* **TEXT TO READ**
---

We're going to be using `scipy` sparse matrices to handle language data (as we must), but unfortunately it turns out that a lot of the nice operations that you can do on `numpy` matrices don't work on sparse matrices, because they wouldn't preserve the sparsity in the general case.  One of the things that turns out to be impossible is to "forget" the  values in a matrix and replace all the nonzero values in a matrix with a sensible value like 1.  Bottom line: if we want to have yes/no features in our data matrices, rather than count features, we're going to have to remove redundancies right away when we scan the file.

Now, if you think for a second, you'll realize that this effect doesn't have anything to do with what features we're looking for or how we're looking for them.  Features are always integers, and the way we merge redundancies is to accumulate the features that we've seen so far into a set and, once we're done scanning a file, we then emit the features we observed.

Lots of languages (but maybe not the ones that you're used to) let you just parameterize this operation by the basic `feature_counter` operation, and create abstract, general code without the nuisance of making objects, classes, data types or other heavy-duty discipline.  Here's how you do it in python.  As it happens, I wanted to experiment with binary features in exploring the design space for text classifiers today, so this is what I will use.

In [6]:
def make_binary_features(feature_counter) :
    def collect_features(features, gen_tokens) :
        seen = set()
        for f in feature_counter(features, gen_tokens) :
            seen.add(f)
        for f in seen :
            yield f
    return collect_features

autos_vs_religion = newsreader.DataManager(train_dir + AUTOS,
                                           train_dir + RELIGION,
                                           test_dir + AUTOS,
                                           test_dir + RELIGION,
                                           use_default_features(v),
                                           make_binary_features(count_features))
autos_vs_religion.initialize()

### Design Pattern 3: Bundle your data and provide consistent views

From data management, we've learned that analysts are often interested in [views][1], which are systematically related to underlying data but record the results of inferences and other computations which are precomputed so that you can have fast access to them.

This is going to be important as you explore the best ways  to represent the underlying text, and design experiments that are going to compare these representations to one another.  

This is the kind of thing that it's nice to formalize with a python class.  The `Experiment` class below sets up the problem of learning a classifier from a data manager, arranges the data acquisition and classifier training, and carries out a preliminary validation.  Most importantly, it provides a general method for taking your data, rerepresenting it in a consistent way, and setting up another experiment as a result.

### Design Pattern 4: But keep the test data sacred

**You don't want to make it easy to peek at the test data, which is special and limited.** So even though this class keeps the structure in place so that you manage a consistent representation of the test data, you have to add code to evaluate on the test data yourself.


[1]:https://en.wikipedia.org/wiki/View_(SQL)

---

* **RECORDS FOR THE EXERCISE**
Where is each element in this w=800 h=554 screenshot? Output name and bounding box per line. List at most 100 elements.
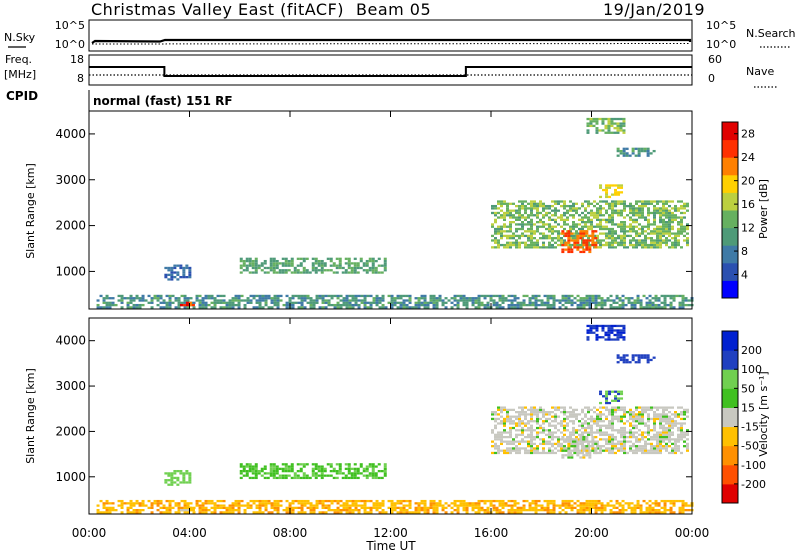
velocity-cell — [650, 438, 653, 441]
power-cell — [551, 227, 554, 231]
velocity-cell — [429, 506, 433, 510]
velocity-cell — [602, 431, 605, 434]
power-cell — [674, 232, 677, 235]
velocity-cell — [542, 449, 545, 452]
velocity-cell — [680, 417, 683, 421]
velocity-cell — [680, 429, 683, 432]
velocity-cell — [521, 438, 524, 441]
power-cell — [267, 306, 271, 309]
velocity-cell — [615, 511, 619, 514]
velocity-cell — [647, 420, 650, 423]
power-cell — [681, 306, 685, 309]
power-cell — [659, 243, 662, 247]
velocity-cell — [686, 429, 689, 432]
power-cell — [671, 218, 674, 221]
velocity-cell — [674, 449, 677, 452]
velocity-cell — [680, 424, 683, 427]
velocity-cell — [590, 426, 593, 430]
velocity-cell — [162, 504, 166, 507]
velocity-cell — [228, 511, 232, 514]
power-cell — [600, 299, 604, 302]
power-cell — [372, 301, 376, 304]
power-cell — [671, 211, 674, 215]
power-cell — [557, 209, 560, 212]
velocity-cell — [587, 411, 590, 414]
velocity-cell — [607, 331, 611, 334]
power-cell — [305, 271, 309, 274]
power-cell — [320, 264, 324, 267]
power-cell — [680, 216, 683, 219]
velocity-cell — [374, 465, 378, 468]
velocity-cell — [405, 499, 409, 503]
velocity-cell — [491, 429, 494, 432]
velocity-colorbar-tick-label: 100 — [741, 363, 762, 376]
power-cell — [563, 221, 566, 224]
velocity-cell — [305, 476, 309, 480]
power-cell — [500, 209, 503, 212]
power-cell — [321, 297, 325, 300]
velocity-cell — [500, 420, 503, 423]
power-cell — [554, 221, 557, 224]
velocity-cell — [162, 506, 166, 510]
power-cell — [518, 200, 521, 203]
velocity-cell — [680, 433, 683, 436]
velocity-cell — [684, 509, 688, 512]
power-cell — [314, 271, 318, 274]
power-cell — [336, 301, 340, 304]
power-cell — [234, 299, 238, 302]
velocity-cell — [129, 504, 133, 507]
velocity-cell — [566, 415, 569, 418]
velocity-cell — [344, 476, 348, 480]
power-cell — [492, 303, 496, 307]
velocity-cell — [533, 406, 536, 409]
velocity-cell — [603, 506, 607, 510]
power-cell — [560, 200, 563, 203]
velocity-cell — [491, 431, 494, 434]
velocity-cell — [656, 442, 659, 446]
power-cell — [674, 216, 677, 219]
power-cell — [611, 216, 614, 219]
power-cell — [527, 207, 530, 210]
velocity-cell — [393, 502, 397, 505]
velocity-cell — [668, 431, 671, 434]
velocity-cell — [642, 511, 646, 514]
power-cell — [371, 271, 375, 274]
velocity-cell — [378, 506, 382, 510]
power-cell — [273, 297, 277, 300]
velocity-cell — [572, 411, 575, 414]
velocity-cell — [608, 411, 611, 414]
velocity-cell — [569, 433, 572, 436]
velocity-cell — [560, 406, 563, 409]
power-cell — [423, 306, 427, 309]
velocity-cell — [546, 502, 550, 505]
velocity-cell — [486, 511, 490, 514]
power-cell — [603, 301, 607, 304]
velocity-cell — [594, 435, 598, 439]
velocity-cell — [500, 433, 503, 436]
velocity-cell — [483, 509, 487, 512]
velocity-cell — [450, 511, 454, 514]
velocity-cell — [366, 511, 370, 514]
velocity-cell — [587, 433, 590, 436]
power-cell — [680, 230, 683, 233]
velocity-cell — [374, 472, 378, 475]
power-cell — [588, 294, 592, 298]
power-cell — [527, 237, 530, 240]
power-cell — [521, 216, 524, 219]
velocity-cell — [285, 509, 289, 512]
velocity-cell — [633, 504, 637, 507]
power-cell — [614, 188, 618, 192]
power-cell — [635, 207, 638, 210]
power-cell — [471, 297, 475, 300]
power-cell — [616, 147, 620, 150]
velocity-cell — [462, 502, 466, 505]
velocity-cell — [650, 417, 653, 421]
velocity-cell — [507, 509, 511, 512]
velocity-cell — [644, 435, 647, 439]
velocity-cell — [219, 511, 223, 514]
velocity-cell — [494, 438, 497, 441]
velocity-cell — [527, 445, 530, 448]
velocity-cell — [635, 406, 638, 409]
velocity-cell — [656, 438, 659, 441]
velocity-cell — [604, 333, 608, 337]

---

* **WHAT IS ASKED**
1. Give as a JSON list of strings the lines of the listing from the line with "velocity-cell — [650, 438, 653, 441]" up to and including the line with "power-cell — [500, 209, 503, 212]", one string per line, with blank lines left out.
2. Take the notes on binary features and experiment design further, starting right after their final line.

* **RESULTS BY TASK**
1.
[
  "velocity-cell — [650, 438, 653, 441]",
  "power-cell — [551, 227, 554, 231]",
  "velocity-cell — [429, 506, 433, 510]",
  "velocity-cell — [602, 431, 605, 434]",
  "power-cell — [674, 232, 677, 235]",
  "velocity-cell — [542, 449, 545, 452]",
  "velocity-cell — [680, 417, 683, 421]",
  "velocity-cell — [680, 429, 683, 432]",
  "velocity-cell — [521, 438, 524, 441]",
  "power-cell — [267, 306, 271, 309]",
  "velocity-cell — [615, 511, 619, 514]",
  "velocity-cell — [647, 420, 650, 423]",
  "power-cell — [681, 306, 685, 309]",
  "power-cell — [659, 243, 662, 247]",
  "velocity-cell — [686, 429, 689, 432]",
  "power-cell — [671, 218, 674, 221]",
  "velocity-cell — [674, 449, 677, 452]",
  "velocity-cell — [680, 424, 683, 427]",
  "velocity-cell — [590, 426, 593, 430]",
  "velocity-cell — [162, 504, 166, 507]",
  "velocity-cell — [228, 511, 232, 514]",
  "power-cell — [600, 299, 604, 302]",
  "power-cell — [372, 301, 376, 304]",
  "power-cell — [671, 211, 674, 215]",
  "power-cell — [557, 209, 560, 212]",
  "velocity-cell — [587, 411, 590, 414]",
  "velocity-cell — [607, 331, 611, 334]",
  "power-cell — [305, 271, 309, 274]",
  "power-cell — [320, 264, 324, 267]",
  "power-cell — [680, 216, 683, 219]",
  "velocity-cell — [374, 465, 378, 468]",
  "velocity-cell — [405, 499, 409, 503]",
  "velocity-cell — [491, 429, 494, 432]",
  "velocity-colorbar-tick-label: 100 — [741, 363, 762, 376]",
  "power-cell — [563, 221, 566, 224]",
  "velocity-cell — [305, 476, 309, 480]",
  "power-cell — [500, 209, 503, 212]"
]

2.
In [7]:
class Experiment(object) :
    '''Organize the process of getting data, building a classifier,
    and exploring new representations'''
    
    def __init__(self, data, classifier) :
        'set up the problem of learning a classifier from a data manager'
        self.data = data
        self.classifier = classifier
        self.initialized = False
        
    def initialize(self) :
        'materialize the training data, dev data and test data as matrices'
        if not self.initialized :
            self.train_X, self.train_y = self.data.training_data()
            self.dev_X, self.dev_y = self.data.dev_data()
            self.test_X, self.test_y = self.data.test_data()
            self.initialized = True
        
    def fit_and_validate(self) :
        'train the classifier and assess predictions on dev data'
        if not self.initialized :
            self.initialize()
        self.classifier.fit(self.train_X, self.train_y)
        self.dev_predictions = self.classifier.predict(self.dev_X)
        self.accuracy = sklearn.metrics.accuracy_score(self.dev_y, self.dev_predictions)
                
    @classmethod
    def transform(cls, expt, operation, classifier) :
        'use operation to transform the data from expt and set up new classifier'
        if not expt.initialized :
            expt.initialize()
        result = cls(expt.data, classifier)
        result.train_X, result.train_y = operation(expt.train_X, expt.train_y)
        result.dev_X, result.dev_y = operation(expt.dev_X, expt.dev_y)
        result.test_X, result.test_y = operation(expt.test_X, expt.test_y)
        result.initialized = True
        return result
        

### Example 2: Setting up an experiment

Pretty straightforward.

In [8]:
expt1 = Experiment(autos_vs_religion,
                   sklearn.linear_model.SGDClassifier(loss="log",
                                       penalty="elasticnet",
                                       n_iter=5))
expt1.initialize()
expt1.fit_and_validate()
expt1.accuracy

0.93434343434343436

### Example 3: Getting similarity data

One thing that you have to do as part of the assignment is to come up with a way of measuring how different the documents in different classes are. Getting the data is surprisingly easy with a little savvy with `numpy`, `scipy` and `scikit-learn`.  Let's look at the ingredients.

* [scikit-learn's pairwise distances operation.][1]  This is pretty amazing and necessary in that it works on sparse matrices and gives you pairwise distance measures across a set of items simultaneously.  Cosine distance is one of the options.  Passing in one matrix gives you the distances between all the rows in the matrix; passing in two matrices gives you the distances between each row in one and each row in the other.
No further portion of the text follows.